- TEXT EXCERPT
Every storage design question has the same skeleton underneath. Four steps, always in this order. Memorize the table below, because this sequence is what separates candidates who get offers from candidates who get "we'll be in touch."

PhaseTimeGoal
1. Identify Access Patterns3-5 minEstablish read/write ratio and dominant query shape
2. Classify Data Shape2-3 minDetermine structure: rows, wide columns, nested docs, or edges
3. Match to Storage Category1-2 minPick the category (not the product) that fits
4. Validate with a Concrete Query3-5 minWrite SQL that proves your schema actually works

The total is roughly 10-15 minutes before you've committed to anything. That's intentional. Interviewers at Stripe and Airbnb specifically watch whether you slow down at the start or rush to name a technology.

Storage Pattern Decision Framework

Phase 1: Identify Access Patterns

Ask these three questions, in this order:

  1. "What's the read/write ratio? Are we mostly reading existing records, or is this a high-throughput write path?"
  2. "What does the dominant query look like? Point lookup by ID, range scan over time, aggregation across millions of rows, or traversal across relationships?"
  3. "Is the data append-only, or do records get updated and deleted?"

That third question catches more candidates than you'd expect. A lot of schemas look identical until you ask whether rows mutate, and the answer completely changes your indexing and partitioning strategy.

What to say:

"Before I touch the schema, I want to understand the query shape. Is this mostly point lookups by a known ID, or are we running aggregations across large time windows? That single answer will drive almost every design decision I make."

The interviewer is evaluating whether you treat access patterns as inputs to the design, not afterthoughts. If you skip this phase and jump to "I'd use Postgres," you've already lost points.

- RECORDS PROVIDED

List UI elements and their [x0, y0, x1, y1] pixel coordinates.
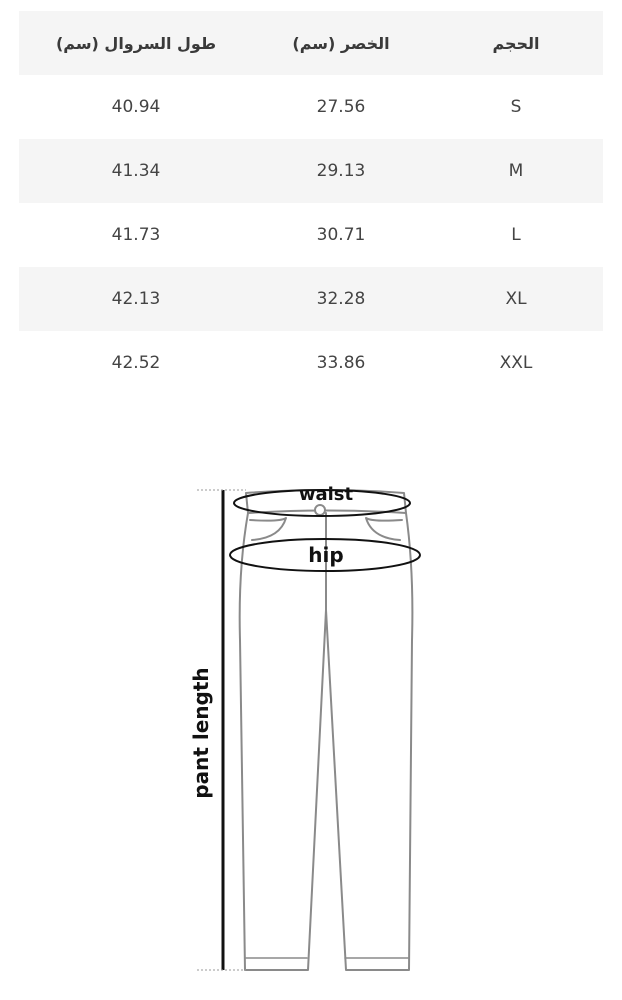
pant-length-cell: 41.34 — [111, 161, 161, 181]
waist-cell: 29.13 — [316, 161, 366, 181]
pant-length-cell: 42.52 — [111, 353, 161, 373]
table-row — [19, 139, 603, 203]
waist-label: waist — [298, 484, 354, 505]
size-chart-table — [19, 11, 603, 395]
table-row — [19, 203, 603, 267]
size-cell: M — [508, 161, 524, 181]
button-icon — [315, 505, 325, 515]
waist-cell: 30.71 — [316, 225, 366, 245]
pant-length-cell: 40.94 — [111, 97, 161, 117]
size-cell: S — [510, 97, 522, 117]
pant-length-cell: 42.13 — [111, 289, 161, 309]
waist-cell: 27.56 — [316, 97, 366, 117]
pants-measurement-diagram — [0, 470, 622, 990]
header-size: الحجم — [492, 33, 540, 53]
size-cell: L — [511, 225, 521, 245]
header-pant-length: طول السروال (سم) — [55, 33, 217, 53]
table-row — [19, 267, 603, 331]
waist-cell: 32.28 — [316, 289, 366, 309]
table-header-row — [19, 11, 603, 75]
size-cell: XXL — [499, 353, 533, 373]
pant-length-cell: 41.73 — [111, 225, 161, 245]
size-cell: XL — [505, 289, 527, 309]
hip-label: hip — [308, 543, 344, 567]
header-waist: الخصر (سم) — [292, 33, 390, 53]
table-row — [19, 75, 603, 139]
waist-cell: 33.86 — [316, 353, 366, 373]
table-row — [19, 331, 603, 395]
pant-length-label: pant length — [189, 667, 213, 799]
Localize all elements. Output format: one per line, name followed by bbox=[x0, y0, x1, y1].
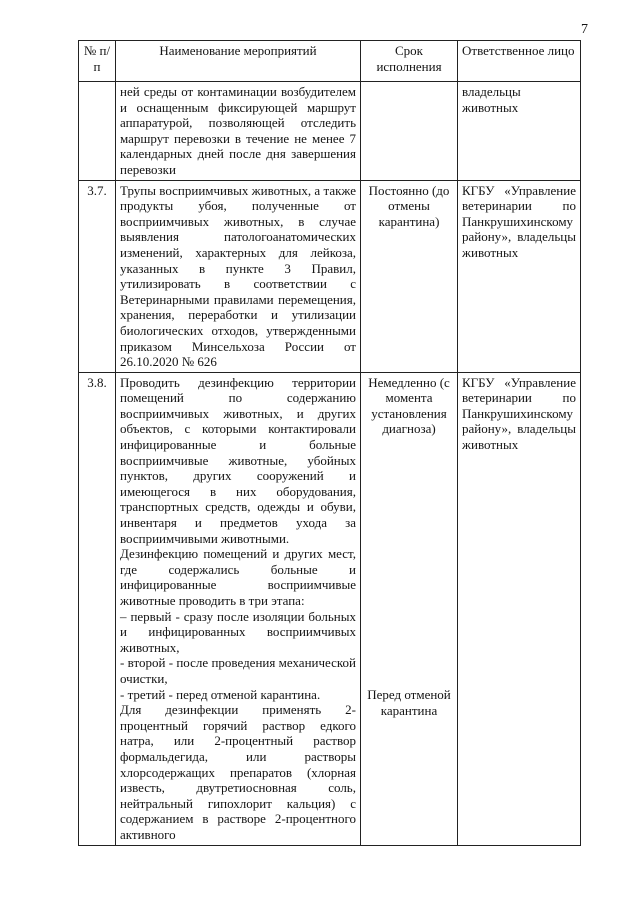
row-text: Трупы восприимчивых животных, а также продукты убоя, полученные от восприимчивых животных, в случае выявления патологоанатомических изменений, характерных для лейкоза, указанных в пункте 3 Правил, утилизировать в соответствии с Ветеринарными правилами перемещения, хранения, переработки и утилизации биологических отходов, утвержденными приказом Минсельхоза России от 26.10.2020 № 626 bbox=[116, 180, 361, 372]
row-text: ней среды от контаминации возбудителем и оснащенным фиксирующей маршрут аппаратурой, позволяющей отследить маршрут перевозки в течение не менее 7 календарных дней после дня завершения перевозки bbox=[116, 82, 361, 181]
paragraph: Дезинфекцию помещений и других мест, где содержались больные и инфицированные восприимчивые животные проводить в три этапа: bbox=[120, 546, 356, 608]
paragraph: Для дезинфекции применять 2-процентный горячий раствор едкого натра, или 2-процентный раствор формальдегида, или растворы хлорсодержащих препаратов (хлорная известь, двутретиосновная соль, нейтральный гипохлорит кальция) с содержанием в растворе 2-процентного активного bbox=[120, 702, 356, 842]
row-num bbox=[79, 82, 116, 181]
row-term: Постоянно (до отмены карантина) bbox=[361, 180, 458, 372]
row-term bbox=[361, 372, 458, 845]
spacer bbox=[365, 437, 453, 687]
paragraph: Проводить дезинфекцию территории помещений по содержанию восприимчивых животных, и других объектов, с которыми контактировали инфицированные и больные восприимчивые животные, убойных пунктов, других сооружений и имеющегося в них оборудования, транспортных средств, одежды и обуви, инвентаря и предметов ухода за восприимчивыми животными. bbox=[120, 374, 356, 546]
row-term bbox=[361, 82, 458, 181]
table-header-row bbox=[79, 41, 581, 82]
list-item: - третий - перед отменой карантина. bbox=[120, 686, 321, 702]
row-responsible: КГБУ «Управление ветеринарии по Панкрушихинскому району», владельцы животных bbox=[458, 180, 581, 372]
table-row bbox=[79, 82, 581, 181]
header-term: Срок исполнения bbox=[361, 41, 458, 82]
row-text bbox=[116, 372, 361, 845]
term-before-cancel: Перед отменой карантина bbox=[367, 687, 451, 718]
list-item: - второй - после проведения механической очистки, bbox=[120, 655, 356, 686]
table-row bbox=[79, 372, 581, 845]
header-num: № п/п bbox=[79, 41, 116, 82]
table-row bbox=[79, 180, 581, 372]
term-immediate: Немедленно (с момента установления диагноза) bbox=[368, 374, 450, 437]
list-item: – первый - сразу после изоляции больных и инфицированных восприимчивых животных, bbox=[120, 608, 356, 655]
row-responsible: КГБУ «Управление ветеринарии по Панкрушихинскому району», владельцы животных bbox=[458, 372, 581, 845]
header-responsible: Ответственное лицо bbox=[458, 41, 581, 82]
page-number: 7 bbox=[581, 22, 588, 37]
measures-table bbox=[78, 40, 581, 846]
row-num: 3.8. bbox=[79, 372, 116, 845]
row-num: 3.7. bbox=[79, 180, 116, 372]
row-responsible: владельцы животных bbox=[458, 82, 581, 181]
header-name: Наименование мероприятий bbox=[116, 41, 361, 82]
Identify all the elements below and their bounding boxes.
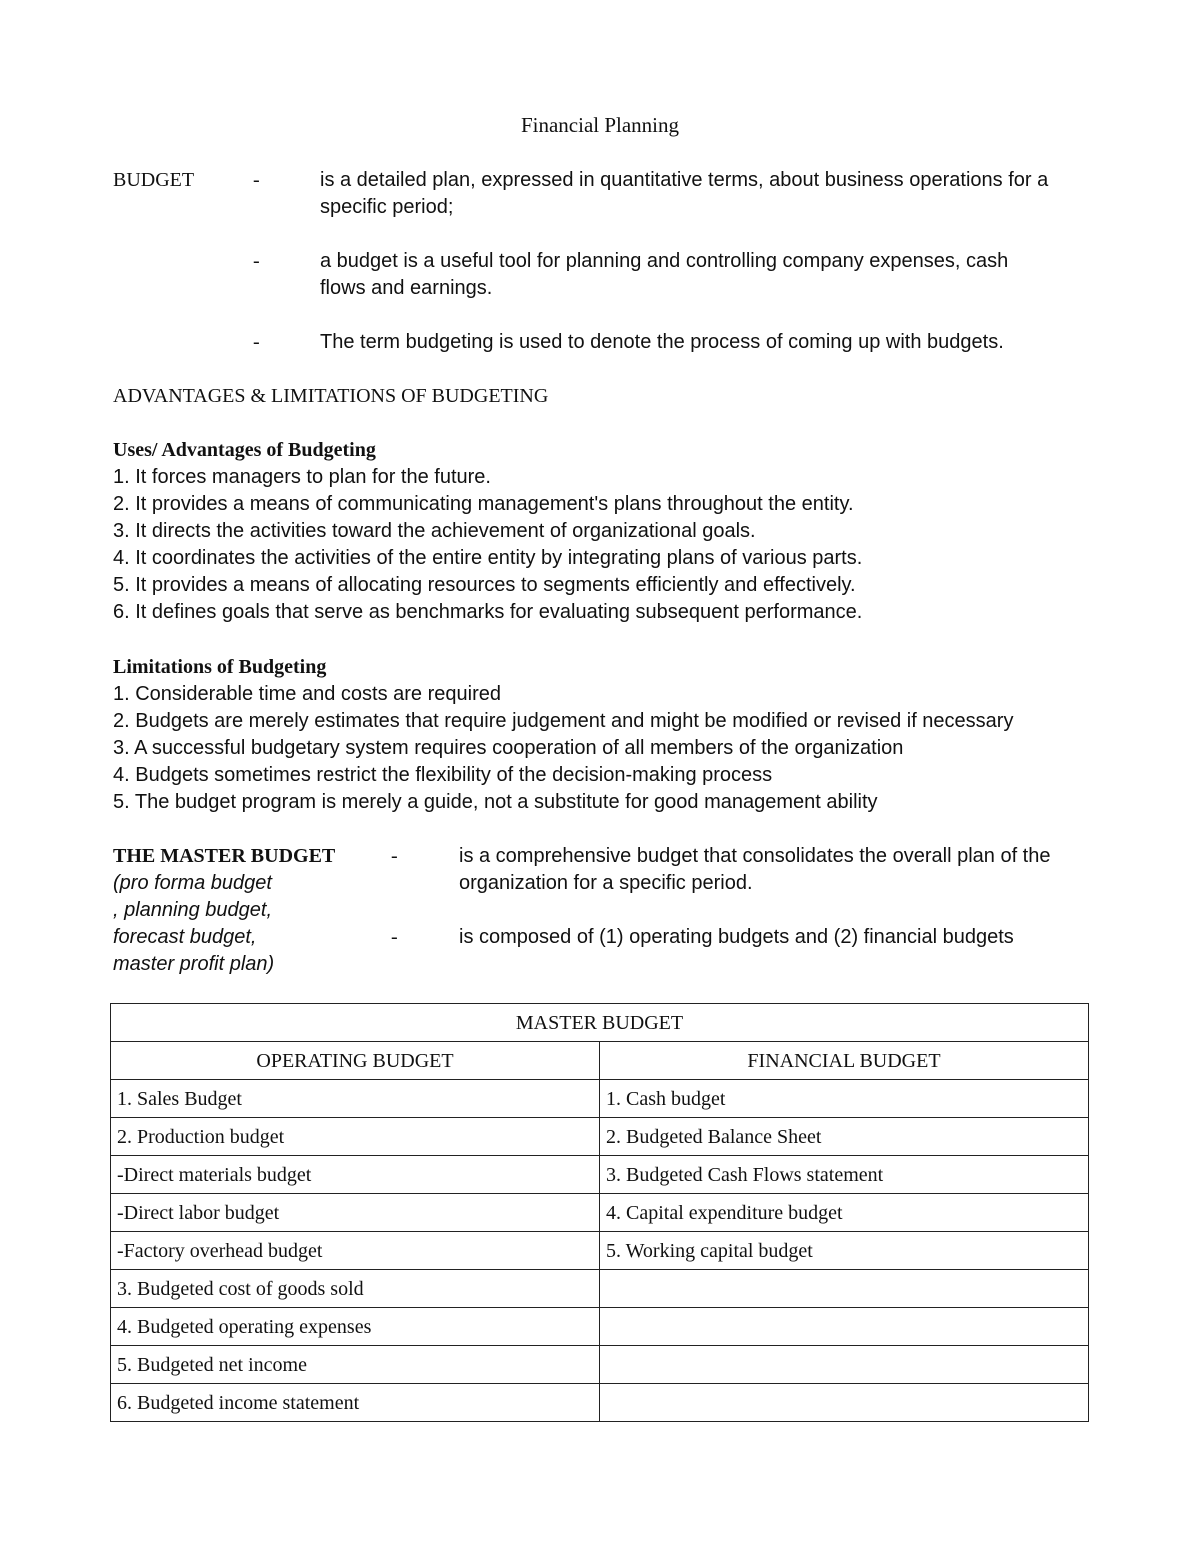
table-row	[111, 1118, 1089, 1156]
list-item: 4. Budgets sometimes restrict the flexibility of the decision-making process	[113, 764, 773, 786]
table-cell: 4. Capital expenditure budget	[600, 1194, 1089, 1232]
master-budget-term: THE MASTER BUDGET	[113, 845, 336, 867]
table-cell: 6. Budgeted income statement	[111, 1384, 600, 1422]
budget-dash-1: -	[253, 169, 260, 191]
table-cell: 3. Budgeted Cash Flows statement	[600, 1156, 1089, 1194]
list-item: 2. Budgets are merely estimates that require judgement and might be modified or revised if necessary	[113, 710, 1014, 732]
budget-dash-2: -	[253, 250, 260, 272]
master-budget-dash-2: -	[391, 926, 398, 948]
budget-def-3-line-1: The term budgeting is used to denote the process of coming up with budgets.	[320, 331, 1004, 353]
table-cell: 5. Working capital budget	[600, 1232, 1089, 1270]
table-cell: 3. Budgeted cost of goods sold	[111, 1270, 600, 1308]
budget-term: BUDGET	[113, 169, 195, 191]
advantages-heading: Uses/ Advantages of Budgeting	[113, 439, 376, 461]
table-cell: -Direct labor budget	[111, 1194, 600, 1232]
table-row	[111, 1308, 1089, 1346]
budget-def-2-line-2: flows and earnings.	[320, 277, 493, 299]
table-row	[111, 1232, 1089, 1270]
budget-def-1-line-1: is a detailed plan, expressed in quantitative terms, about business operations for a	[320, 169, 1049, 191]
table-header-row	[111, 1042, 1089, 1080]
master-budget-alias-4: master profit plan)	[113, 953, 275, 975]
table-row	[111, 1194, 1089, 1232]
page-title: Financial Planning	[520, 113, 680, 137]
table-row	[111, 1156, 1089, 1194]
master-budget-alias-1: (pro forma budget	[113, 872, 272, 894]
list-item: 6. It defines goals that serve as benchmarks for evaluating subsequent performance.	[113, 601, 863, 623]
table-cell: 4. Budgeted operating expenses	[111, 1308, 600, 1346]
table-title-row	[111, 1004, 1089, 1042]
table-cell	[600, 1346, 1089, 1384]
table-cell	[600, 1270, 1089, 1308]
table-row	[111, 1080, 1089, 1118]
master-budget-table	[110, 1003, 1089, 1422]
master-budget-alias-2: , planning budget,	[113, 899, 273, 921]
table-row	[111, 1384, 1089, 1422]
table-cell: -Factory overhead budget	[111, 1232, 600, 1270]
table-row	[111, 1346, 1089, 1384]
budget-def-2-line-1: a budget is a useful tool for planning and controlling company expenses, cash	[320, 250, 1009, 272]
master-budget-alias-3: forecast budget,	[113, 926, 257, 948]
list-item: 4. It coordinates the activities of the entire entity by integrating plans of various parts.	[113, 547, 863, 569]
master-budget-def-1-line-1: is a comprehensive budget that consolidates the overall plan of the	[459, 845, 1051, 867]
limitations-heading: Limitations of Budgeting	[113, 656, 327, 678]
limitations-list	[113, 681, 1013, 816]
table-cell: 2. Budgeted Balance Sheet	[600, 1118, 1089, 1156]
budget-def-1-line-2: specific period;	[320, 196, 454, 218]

- REQUIREMENT
Continue the text on storage design interviews from where it ends, writing the next part.

- RESPONSE TO THIS EXERCISE
Example: "Okay, so we have a high write volume, mostly appends, and the reads are aggregations over the last 30 days by user segment. Let me think about what data shape that implies before I pick a storage layer."

Phase 2: Classify Data Shape

Once you know the query shape, look at the data itself. You're answering one question: does this data want to live in rows, columns, nested documents, or edges?

Concretely, ask:

  1. "How rigid is the schema? Do all entities share the same fields, or does each record have a different structure?"
  2. "How deep is the nesting? Are there arrays of objects inside objects, or is this flat?"
  3. "What's the cardinality of the relationships? One-to-many, many-to-many, or a web of arbitrary connections?"

A user profile with optional fields that vary by account type is a document. A financial transaction with fixed columns and strict foreign keys is a row. A social connection between two users is an edge. These aren't opinions, they're structural facts about the data.

What to say:

"The schema looks fairly rigid here, fixed columns, strong relationships between entities, and no deep nesting. That tells me this data wants to live in rows, not documents. If the schema were more fluid, I'd reconsider."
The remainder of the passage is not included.